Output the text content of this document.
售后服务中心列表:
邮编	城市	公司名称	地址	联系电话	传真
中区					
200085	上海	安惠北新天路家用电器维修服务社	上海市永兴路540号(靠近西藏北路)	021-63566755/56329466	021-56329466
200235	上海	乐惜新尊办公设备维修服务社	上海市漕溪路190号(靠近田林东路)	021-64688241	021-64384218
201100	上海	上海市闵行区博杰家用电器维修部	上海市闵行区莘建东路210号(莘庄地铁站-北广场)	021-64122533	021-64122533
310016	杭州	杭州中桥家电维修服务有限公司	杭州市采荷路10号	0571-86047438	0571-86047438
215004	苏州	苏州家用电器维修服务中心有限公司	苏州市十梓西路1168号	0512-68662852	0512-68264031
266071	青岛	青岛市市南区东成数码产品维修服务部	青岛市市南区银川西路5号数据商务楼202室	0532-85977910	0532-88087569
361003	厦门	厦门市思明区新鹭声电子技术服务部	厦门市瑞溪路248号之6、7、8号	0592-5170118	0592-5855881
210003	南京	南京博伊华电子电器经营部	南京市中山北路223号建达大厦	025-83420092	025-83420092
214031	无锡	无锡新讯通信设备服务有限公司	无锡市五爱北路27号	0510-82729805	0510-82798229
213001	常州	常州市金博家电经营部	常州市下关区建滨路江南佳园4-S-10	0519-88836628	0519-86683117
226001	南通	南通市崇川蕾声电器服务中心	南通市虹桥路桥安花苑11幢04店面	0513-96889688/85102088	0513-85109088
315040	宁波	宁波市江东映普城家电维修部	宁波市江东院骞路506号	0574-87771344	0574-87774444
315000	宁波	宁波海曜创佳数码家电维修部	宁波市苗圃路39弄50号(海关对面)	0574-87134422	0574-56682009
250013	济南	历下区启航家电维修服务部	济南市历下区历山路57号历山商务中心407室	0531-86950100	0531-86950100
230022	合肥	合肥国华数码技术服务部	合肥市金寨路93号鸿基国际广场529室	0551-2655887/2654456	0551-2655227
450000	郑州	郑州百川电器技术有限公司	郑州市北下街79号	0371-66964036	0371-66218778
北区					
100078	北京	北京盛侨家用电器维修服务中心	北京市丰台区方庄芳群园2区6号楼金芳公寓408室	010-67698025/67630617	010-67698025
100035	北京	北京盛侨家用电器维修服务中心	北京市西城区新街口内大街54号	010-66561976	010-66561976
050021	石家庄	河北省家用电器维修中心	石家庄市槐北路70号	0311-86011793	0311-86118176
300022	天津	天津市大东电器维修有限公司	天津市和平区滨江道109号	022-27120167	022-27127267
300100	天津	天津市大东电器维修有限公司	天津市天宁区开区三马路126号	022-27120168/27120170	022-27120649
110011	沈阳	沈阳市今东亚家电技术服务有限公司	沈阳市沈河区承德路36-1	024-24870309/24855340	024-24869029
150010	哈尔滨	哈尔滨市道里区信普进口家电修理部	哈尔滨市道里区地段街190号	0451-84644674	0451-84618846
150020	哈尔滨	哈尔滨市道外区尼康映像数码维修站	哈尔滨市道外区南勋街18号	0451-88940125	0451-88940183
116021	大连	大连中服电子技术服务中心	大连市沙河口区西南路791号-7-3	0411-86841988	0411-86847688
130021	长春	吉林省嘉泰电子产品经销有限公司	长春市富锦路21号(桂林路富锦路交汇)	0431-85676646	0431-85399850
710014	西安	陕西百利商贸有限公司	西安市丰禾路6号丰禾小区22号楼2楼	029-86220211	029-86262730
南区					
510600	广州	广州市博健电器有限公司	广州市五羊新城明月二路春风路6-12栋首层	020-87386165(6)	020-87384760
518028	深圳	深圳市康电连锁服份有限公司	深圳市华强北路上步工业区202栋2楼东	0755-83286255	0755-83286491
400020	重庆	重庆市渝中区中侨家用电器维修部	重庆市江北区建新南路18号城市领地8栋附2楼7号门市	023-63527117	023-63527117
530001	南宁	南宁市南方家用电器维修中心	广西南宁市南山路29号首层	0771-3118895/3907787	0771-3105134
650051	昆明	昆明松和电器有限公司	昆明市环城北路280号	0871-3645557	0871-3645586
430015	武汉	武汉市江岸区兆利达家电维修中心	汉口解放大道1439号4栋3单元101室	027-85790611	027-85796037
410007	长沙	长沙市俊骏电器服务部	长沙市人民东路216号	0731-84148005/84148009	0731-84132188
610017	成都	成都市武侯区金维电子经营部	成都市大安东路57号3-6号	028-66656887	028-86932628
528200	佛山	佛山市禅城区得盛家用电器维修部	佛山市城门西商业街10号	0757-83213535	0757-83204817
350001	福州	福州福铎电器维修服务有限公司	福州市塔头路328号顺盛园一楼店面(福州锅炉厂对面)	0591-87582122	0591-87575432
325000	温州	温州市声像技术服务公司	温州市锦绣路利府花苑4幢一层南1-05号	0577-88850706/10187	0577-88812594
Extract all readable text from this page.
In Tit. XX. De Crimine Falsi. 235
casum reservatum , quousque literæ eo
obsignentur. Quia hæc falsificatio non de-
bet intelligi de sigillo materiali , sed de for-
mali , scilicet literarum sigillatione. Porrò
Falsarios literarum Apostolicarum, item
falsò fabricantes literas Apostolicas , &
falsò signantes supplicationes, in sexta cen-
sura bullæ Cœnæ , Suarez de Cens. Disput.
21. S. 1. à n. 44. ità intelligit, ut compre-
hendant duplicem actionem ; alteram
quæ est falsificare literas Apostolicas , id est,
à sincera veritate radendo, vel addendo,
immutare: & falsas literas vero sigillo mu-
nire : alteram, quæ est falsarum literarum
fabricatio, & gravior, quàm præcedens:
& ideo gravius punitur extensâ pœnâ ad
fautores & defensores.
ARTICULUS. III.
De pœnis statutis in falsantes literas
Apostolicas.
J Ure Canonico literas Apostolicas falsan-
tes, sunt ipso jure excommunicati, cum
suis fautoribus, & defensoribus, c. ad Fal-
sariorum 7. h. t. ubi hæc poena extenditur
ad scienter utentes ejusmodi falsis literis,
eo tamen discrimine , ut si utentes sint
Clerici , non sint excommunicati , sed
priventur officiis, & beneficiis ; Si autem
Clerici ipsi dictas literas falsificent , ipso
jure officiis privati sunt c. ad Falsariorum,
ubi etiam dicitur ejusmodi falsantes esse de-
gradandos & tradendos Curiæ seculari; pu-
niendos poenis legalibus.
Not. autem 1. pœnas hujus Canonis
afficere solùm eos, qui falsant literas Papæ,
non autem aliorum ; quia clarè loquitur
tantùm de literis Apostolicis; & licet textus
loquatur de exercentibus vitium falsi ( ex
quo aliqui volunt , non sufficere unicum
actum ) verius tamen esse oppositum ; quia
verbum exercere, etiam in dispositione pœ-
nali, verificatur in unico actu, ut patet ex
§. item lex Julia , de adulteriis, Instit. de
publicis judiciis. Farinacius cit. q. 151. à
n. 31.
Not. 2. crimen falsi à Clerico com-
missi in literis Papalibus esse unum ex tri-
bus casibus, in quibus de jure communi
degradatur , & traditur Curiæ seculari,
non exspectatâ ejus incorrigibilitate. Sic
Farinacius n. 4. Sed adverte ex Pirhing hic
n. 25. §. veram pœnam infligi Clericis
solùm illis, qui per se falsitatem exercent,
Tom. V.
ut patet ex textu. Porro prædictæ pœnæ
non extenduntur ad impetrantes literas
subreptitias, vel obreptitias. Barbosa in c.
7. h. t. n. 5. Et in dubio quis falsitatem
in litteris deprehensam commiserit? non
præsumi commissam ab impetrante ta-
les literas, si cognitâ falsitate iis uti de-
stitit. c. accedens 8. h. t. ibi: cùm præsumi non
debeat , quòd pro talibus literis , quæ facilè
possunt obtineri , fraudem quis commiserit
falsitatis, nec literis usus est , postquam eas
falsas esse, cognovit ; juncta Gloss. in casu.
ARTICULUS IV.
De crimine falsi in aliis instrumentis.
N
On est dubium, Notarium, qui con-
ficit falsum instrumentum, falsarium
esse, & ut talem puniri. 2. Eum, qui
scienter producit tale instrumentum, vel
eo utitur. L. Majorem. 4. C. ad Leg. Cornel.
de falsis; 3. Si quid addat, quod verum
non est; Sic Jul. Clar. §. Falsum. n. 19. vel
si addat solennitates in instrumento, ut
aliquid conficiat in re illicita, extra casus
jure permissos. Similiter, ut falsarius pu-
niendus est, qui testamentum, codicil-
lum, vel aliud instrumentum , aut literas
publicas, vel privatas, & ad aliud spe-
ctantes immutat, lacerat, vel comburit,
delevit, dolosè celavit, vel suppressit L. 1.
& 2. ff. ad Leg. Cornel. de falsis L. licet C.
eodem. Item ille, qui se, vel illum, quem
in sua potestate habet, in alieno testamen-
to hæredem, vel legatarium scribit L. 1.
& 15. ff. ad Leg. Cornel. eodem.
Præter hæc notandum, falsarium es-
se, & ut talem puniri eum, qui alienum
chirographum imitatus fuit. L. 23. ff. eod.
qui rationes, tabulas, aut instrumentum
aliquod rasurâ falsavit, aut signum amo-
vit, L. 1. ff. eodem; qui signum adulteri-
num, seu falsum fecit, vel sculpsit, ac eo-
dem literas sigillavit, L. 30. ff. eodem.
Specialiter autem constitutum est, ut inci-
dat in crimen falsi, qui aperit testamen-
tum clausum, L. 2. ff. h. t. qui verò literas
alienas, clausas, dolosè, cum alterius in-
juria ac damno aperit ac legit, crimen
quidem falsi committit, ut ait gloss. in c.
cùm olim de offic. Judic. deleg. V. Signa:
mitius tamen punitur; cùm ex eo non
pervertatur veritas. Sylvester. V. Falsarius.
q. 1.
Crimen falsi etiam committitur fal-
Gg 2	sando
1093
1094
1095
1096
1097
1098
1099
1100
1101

----------

* Problem details: Count how many lines above contain the word "alteram". Reply with the number alone.

* Reply: 2